▶ _Stated task_:
Print all of the lines exactly. Any picture among them stays out.

※ ※ ※

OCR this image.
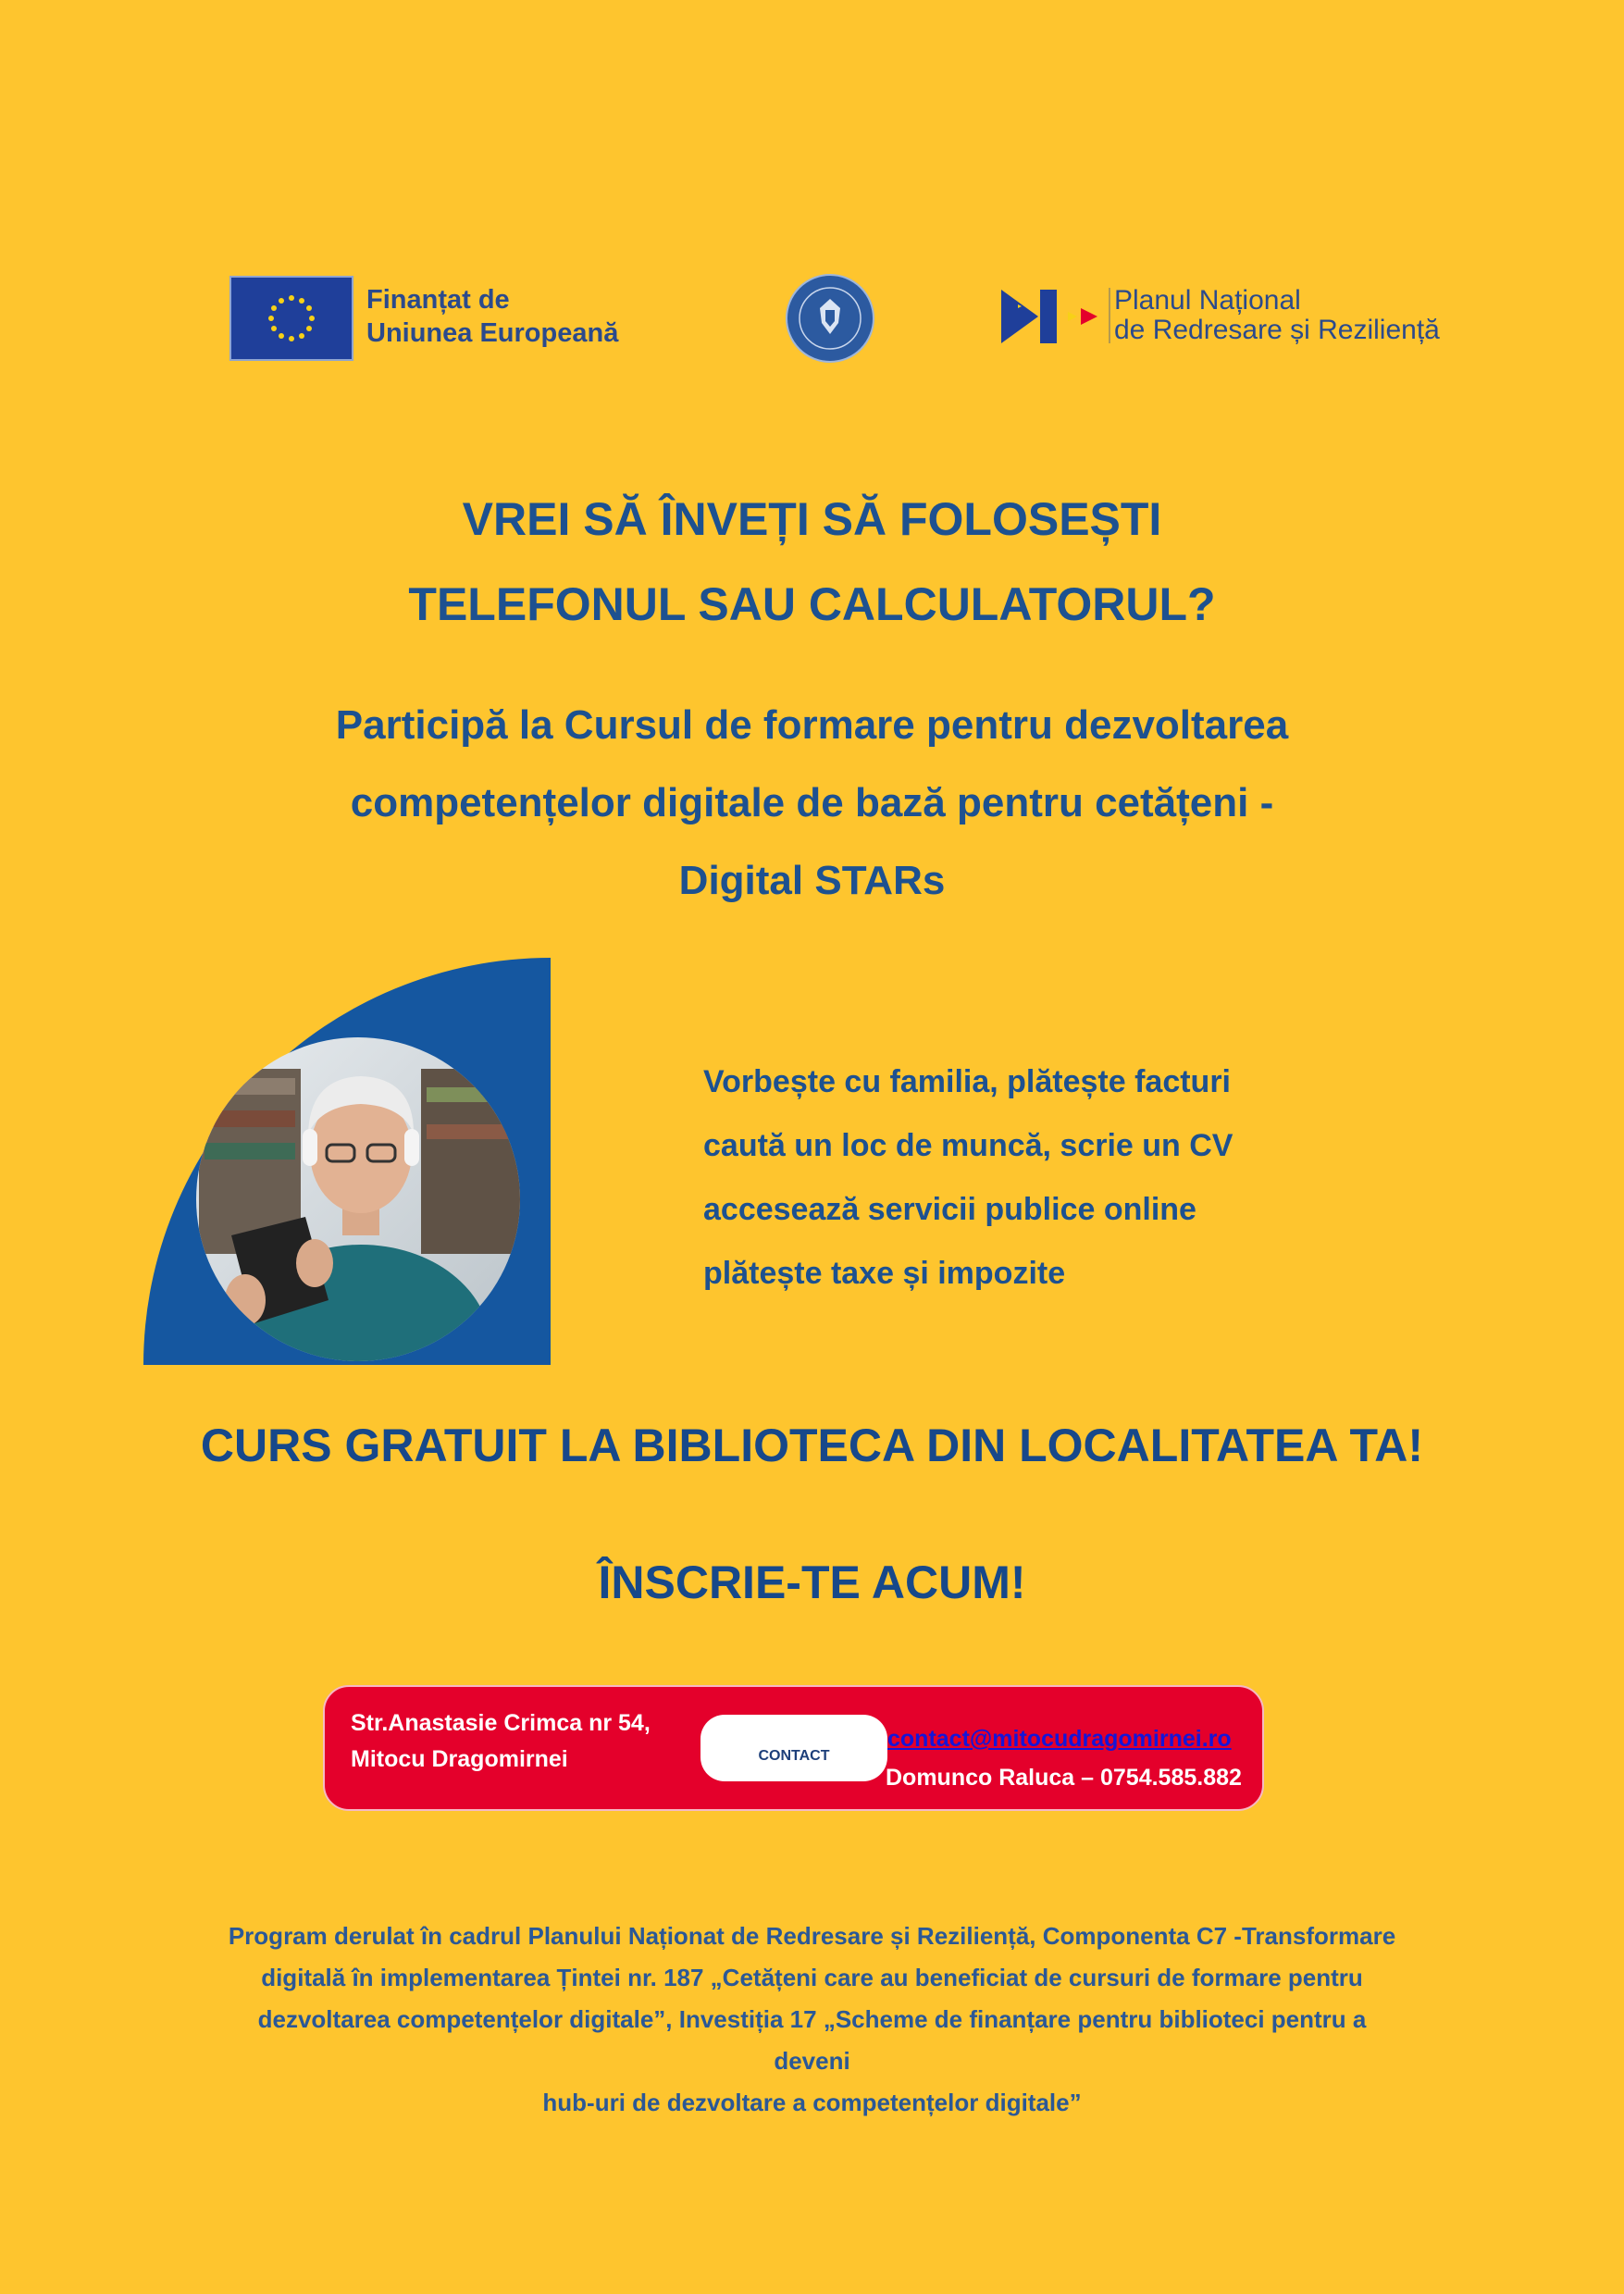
Finanțat de
Uniunea Europeană
Planul Național
de Redresare și Reziliență
VREI SĂ ÎNVEȚI SĂ FOLOSEȘTI
TELEFONUL SAU CALCULATORUL?
Participă la Cursul de formare pentru dezvoltarea
competențelor digitale de bază pentru cetățeni -
Digital STARs
Vorbește cu familia, plătește facturi
caută un loc de muncă, scrie un CV
accesează servicii publice online
plătește taxe și impozite
CURS GRATUIT LA BIBLIOTECA DIN LOCALITATEA TA!
ÎNSCRIE-TE ACUM!
Str.Anastasie Crimca nr 54,
Mitocu Dragomirnei	CONTACT
contact@mitocudragomirnei.ro
Domunco Raluca – 0754.585.882
Program derulat în cadrul Planului Naționat de Redresare și Reziliență, Componenta C7 -Transformare
digitală în implementarea Țintei nr. 187 „Cetățeni care au beneficiat de cursuri de formare pentru
dezvoltarea competențelor digitale”, Investiția 17 „Scheme de finanțare pentru biblioteci pentru a deveni
hub-uri de dezvoltare a competențelor digitale”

※ ※ ※

▶ _Problem solution_:
OCR this image.
Finanțat de
Uniunea Europeană
Planul Național
de Redresare și Reziliență
VREI SĂ ÎNVEȚI SĂ FOLOSEȘTI
TELEFONUL SAU CALCULATORUL?
Participă la Cursul de formare pentru dezvoltarea
competențelor digitale de bază pentru cetățeni -
Digital STARs
Vorbește cu familia, plătește facturi
caută un loc de muncă, scrie un CV
accesează servicii publice online
plătește taxe și impozite
CURS GRATUIT LA BIBLIOTECA DIN LOCALITATEA TA!
ÎNSCRIE-TE ACUM!
Str.Anastasie Crimca nr 54,
Mitocu Dragomirnei	CONTACT
contact@mitocudragomirnei.ro
Domunco Raluca – 0754.585.882
Program derulat în cadrul Planului Naționat de Redresare și Reziliență, Componenta C7 -Transformare
digitală în implementarea Țintei nr. 187 „Cetățeni care au beneficiat de cursuri de formare pentru
dezvoltarea competențelor digitale”, Investiția 17 „Scheme de finanțare pentru biblioteci pentru a deveni
hub-uri de dezvoltare a competențelor digitale”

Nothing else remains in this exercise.